» **Goal of the exercise**
Output all records precisely as written.

» **Records shown**
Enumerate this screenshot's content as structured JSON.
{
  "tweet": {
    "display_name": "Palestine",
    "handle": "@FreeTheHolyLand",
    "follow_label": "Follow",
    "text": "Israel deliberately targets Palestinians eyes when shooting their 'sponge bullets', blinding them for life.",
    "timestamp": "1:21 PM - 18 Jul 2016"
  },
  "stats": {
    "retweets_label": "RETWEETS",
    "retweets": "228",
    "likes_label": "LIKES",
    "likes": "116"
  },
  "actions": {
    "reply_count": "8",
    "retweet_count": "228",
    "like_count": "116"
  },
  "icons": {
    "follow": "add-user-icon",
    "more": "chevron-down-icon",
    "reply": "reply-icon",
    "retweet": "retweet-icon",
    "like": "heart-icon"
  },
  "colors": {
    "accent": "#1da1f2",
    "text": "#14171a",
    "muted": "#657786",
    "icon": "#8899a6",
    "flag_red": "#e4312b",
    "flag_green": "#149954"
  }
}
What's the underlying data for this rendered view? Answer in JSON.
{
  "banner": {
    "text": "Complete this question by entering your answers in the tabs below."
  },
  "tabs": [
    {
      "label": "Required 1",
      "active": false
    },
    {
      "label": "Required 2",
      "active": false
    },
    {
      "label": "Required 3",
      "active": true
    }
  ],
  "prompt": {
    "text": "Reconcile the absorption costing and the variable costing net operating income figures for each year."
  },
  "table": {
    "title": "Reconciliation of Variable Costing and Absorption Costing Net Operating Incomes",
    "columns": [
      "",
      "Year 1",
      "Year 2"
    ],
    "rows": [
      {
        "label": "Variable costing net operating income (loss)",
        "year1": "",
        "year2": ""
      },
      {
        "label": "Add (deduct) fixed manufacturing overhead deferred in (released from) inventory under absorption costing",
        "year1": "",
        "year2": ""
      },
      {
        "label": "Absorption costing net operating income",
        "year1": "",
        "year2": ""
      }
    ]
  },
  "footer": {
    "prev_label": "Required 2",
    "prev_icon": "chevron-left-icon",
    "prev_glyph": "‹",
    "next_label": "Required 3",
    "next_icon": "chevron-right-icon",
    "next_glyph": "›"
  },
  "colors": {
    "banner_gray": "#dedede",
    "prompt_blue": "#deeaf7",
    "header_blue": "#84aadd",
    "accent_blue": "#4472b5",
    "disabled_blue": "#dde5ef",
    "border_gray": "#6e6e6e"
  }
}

» **Final answer**
Enumerate this screenshot's content as structured JSON.
{
  "tweet": {
    "display_name": "Palestine",
    "handle": "@FreeTheHolyLand",
    "follow_label": "Follow",
    "text": "Israel deliberately targets Palestinians eyes when shooting their 'sponge bullets', blinding them for life.",
    "timestamp": "1:21 PM - 18 Jul 2016"
  },
  "stats": {
    "retweets_label": "RETWEETS",
    "retweets": "228",
    "likes_label": "LIKES",
    "likes": "116"
  },
  "actions": {
    "reply_count": "8",
    "retweet_count": "228",
    "like_count": "116"
  },
  "icons": {
    "follow": "add-user-icon",
    "more": "chevron-down-icon",
    "reply": "reply-icon",
    "retweet": "retweet-icon",
    "like": "heart-icon"
  },
  "colors": {
    "accent": "#1da1f2",
    "text": "#14171a",
    "muted": "#657786",
    "icon": "#8899a6",
    "flag_red": "#e4312b",
    "flag_green": "#149954"
  }
}
What's the underlying data for this rendered view? Answer in JSON.
{
  "banner": {
    "text": "Complete this question by entering your answers in the tabs below."
  },
  "tabs": [
    {
      "label": "Required 1",
      "active": false
    },
    {
      "label": "Required 2",
      "active": false
    },
    {
      "label": "Required 3",
      "active": true
    }
  ],
  "prompt": {
    "text": "Reconcile the absorption costing and the variable costing net operating income figures for each year."
  },
  "table": {
    "title": "Reconciliation of Variable Costing and Absorption Costing Net Operating Incomes",
    "columns": [
      "",
      "Year 1",
      "Year 2"
    ],
    "rows": [
      {
        "label": "Variable costing net operating income (loss)",
        "year1": "",
        "year2": ""
      },
      {
        "label": "Add (deduct) fixed manufacturing overhead deferred in (released from) inventory under absorption costing",
        "year1": "",
        "year2": ""
      },
      {
        "label": "Absorption costing net operating income",
        "year1": "",
        "year2": ""
      }
    ]
  },
  "footer": {
    "prev_label": "Required 2",
    "prev_icon": "chevron-left-icon",
    "prev_glyph": "‹",
    "next_label": "Required 3",
    "next_icon": "chevron-right-icon",
    "next_glyph": "›"
  },
  "colors": {
    "banner_gray": "#dedede",
    "prompt_blue": "#deeaf7",
    "header_blue": "#84aadd",
    "accent_blue": "#4472b5",
    "disabled_blue": "#dde5ef",
    "border_gray": "#6e6e6e"
  }
}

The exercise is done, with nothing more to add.